**Records for this exercise**
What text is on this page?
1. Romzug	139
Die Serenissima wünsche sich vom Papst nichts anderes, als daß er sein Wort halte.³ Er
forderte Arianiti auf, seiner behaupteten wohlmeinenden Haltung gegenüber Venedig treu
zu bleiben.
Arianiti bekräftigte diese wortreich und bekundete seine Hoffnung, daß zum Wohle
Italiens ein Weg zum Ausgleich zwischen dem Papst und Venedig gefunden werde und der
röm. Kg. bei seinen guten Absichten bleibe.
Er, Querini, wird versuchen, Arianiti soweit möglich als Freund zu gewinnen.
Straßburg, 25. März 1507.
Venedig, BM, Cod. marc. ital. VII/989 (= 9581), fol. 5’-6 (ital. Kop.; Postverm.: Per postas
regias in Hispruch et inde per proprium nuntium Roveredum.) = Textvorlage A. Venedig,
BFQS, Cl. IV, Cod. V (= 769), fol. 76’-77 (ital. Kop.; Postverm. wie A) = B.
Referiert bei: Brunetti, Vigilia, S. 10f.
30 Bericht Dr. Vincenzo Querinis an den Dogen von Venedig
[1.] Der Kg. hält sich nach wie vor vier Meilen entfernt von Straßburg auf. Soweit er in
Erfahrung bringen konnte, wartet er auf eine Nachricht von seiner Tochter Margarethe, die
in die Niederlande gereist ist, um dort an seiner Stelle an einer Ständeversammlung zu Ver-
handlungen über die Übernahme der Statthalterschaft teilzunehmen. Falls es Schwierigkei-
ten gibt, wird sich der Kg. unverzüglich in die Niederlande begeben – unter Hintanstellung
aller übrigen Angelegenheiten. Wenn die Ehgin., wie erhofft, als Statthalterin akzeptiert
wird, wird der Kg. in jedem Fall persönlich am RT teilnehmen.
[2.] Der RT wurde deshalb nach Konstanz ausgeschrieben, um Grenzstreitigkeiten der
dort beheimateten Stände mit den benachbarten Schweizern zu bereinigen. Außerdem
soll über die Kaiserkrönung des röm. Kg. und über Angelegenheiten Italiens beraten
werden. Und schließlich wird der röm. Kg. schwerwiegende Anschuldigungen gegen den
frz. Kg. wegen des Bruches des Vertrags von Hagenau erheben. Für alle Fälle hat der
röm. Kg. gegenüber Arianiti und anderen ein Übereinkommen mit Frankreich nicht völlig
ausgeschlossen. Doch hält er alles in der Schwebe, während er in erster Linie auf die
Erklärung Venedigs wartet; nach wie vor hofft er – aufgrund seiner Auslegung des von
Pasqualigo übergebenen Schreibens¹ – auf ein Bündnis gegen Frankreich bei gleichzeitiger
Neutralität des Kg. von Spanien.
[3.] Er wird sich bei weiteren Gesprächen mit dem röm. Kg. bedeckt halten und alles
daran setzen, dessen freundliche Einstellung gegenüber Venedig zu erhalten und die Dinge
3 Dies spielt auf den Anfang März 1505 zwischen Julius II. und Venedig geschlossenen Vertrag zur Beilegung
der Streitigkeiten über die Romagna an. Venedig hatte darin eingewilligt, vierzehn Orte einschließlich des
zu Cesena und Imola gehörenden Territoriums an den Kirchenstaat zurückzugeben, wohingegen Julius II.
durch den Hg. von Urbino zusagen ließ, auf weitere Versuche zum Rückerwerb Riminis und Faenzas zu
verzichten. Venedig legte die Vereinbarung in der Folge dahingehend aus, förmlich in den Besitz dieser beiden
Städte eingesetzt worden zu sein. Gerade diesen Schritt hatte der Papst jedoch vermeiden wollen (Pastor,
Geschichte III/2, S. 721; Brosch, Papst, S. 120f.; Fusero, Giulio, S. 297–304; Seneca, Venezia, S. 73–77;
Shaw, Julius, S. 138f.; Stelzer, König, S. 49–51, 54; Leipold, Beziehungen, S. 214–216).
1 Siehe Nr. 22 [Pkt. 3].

==

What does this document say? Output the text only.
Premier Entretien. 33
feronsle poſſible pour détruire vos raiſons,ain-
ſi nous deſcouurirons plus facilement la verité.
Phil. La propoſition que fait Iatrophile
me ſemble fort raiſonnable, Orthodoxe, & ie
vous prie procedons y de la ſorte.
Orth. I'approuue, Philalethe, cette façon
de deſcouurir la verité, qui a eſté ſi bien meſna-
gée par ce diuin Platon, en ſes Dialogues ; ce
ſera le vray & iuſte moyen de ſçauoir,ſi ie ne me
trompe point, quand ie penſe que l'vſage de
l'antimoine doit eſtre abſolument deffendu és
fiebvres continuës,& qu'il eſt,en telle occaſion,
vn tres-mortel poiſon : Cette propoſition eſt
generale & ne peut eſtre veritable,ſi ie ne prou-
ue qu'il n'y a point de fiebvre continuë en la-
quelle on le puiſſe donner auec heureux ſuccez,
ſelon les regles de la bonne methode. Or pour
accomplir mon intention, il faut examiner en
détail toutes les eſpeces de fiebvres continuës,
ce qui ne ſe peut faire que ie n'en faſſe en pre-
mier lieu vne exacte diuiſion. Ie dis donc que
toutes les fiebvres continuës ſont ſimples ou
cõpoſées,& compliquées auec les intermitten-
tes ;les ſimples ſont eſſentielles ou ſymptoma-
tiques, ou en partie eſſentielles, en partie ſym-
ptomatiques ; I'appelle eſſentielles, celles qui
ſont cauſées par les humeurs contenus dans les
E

**What you need to do**
From the entries, copy out each line containing the word "point".

**Correct output**
trompe point, quand ie penſe que l'vſage de
ue qu'il n'y a point de fiebvre continuë en la-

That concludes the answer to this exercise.